* Compito 1:
Restituisci alla lettera il passo dell'estratto sulle previsioni del seco da "Ma gli analisti" a "per il 2003.".
* Compito 2:
Rispondi in breve alle domande seguenti in base all'estratto sulle previsioni del seco.
(a) Quale crescita economica prevede il seco per l'anno prossimo?
(b) Quale tasso di disoccupazione si attendono gli analisti del seco per il 2004?
(c) Di quanto diminuisce il prodotto interno lordo svizzero nell'anno di leggera recessione?

* Estratto del documento:
· · · · ·
La locomotiva USA riprende a tirare l'economia globale (foto FFS)

Il Segretariato di Stato per l’economia (seco) conferma, con un tocco di fiducia in più, le sue previsioni di crescita economica del 1,5% per l’anno prossimo.

Come sempre il motore della ripresa globale è costituito dall'economia americana.

Per il 2003 le previsioni indicano ancora complessivamente una lieve flessione del prodotto interno lordo reale. La domanda interna e le esportazioni mostrano una crescita debole e l'occupazione diminuisce di conseguenza.

Ma gli analisti del seco sono un po’ meno pessimisti rispetto ad agosto di quest’anno circa il mercato del lavoro: per il 2004 si attendono un tasso di disoccupazione del 3,9%, contro il 4% per il 2003.

Per l’intera durata dell’anno la Svizzera resta dunque in leggera recessione, con una diminuzione del prodotto interno lordo dello 0,3%. Ma la crescita del 1,5% per l’anno prossimo si profila più sicura.

Bene Usa, Giappone e paesi emergenti

L'economia mondiale si trova in una fase di ripresa grazie a diversi fattori. Ciò che rallentava erano in particolare gli aumenti eccessivi emersi durante il boom degli anni '90.

La situazione attuale è stata influenzata anche, ma non solo, dai crolli delle borse (che ora si stanno però riprendendo) dal 2000 in avanti. Ma i problemi attuali erano dovuti soprattutto alla mancanza di ripresa negli USA, dovuti al calo dei consumi e alle incertezze congiunturali.
· · · · ·
* Materiale fornito:
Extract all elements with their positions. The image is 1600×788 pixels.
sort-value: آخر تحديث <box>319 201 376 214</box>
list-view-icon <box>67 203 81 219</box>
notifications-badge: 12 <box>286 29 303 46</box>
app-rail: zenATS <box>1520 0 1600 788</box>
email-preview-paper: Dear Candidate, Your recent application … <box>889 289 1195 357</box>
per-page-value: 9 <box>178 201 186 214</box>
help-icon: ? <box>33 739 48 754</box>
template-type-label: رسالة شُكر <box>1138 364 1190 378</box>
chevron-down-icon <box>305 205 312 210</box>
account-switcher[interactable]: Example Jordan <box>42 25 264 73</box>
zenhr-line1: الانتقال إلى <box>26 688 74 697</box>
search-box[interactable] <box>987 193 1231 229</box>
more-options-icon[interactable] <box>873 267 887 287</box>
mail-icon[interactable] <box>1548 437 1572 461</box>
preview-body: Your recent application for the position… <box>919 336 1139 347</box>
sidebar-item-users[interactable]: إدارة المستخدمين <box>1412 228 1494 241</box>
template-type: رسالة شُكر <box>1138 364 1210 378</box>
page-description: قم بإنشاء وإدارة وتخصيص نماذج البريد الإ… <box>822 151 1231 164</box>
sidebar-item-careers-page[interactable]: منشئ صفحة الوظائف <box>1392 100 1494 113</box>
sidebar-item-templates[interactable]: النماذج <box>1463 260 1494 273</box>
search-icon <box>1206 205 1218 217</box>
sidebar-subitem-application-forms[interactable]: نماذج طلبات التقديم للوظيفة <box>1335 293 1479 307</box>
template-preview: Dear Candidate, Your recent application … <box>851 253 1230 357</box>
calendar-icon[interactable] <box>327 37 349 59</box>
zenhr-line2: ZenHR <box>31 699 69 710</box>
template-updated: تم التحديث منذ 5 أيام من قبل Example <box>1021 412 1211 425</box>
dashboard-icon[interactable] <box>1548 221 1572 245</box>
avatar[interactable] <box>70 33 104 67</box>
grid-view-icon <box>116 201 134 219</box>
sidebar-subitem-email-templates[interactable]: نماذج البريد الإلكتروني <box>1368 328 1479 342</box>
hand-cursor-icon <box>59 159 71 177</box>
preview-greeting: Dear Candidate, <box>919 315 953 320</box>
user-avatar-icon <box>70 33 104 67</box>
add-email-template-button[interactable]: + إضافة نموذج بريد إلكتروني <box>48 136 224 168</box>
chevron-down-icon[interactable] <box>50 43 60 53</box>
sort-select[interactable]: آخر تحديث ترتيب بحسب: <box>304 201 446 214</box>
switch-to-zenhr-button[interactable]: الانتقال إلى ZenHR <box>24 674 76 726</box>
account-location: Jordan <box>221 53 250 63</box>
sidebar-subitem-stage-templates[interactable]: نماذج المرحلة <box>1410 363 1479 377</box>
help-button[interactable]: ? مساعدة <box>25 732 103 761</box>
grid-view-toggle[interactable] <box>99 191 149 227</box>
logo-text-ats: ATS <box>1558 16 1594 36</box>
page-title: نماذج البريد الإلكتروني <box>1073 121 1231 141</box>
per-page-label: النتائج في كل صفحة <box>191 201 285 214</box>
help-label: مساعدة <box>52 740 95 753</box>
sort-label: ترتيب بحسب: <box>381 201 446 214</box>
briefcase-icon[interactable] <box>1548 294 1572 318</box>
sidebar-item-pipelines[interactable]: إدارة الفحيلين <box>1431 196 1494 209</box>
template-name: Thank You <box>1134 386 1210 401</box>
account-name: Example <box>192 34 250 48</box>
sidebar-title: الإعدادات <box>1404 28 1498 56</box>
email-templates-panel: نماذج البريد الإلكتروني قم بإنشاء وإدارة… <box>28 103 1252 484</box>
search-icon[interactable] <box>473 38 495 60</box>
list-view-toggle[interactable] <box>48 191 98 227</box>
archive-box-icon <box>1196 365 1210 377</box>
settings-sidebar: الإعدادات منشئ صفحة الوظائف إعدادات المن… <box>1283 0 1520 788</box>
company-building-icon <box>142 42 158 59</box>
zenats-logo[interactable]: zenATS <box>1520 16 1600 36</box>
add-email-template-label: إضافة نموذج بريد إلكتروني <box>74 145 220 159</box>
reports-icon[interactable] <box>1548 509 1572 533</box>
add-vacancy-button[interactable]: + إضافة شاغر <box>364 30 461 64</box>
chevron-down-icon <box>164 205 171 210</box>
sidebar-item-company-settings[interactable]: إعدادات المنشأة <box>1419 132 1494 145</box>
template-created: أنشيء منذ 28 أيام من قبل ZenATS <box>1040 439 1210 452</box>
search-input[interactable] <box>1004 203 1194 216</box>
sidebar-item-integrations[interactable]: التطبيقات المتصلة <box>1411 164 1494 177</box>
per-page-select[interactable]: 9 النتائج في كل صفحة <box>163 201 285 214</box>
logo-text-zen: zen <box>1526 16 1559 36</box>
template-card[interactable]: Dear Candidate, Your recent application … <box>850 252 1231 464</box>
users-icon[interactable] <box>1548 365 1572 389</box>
· · · · ·
* Risposta 1:
Ma gli analisti del seco sono un po’ meno pessimisti rispetto ad agosto di quest’anno circa il mercato del lavoro: per il 2004 si attendono un tasso di disoccupazione del 3,9%, contro il 4% per il 2003.

* Risposta 2:
(a) Una crescita dell'1,5%.
(b) Un tasso del 3,9%.
(c) Dello 0,3%.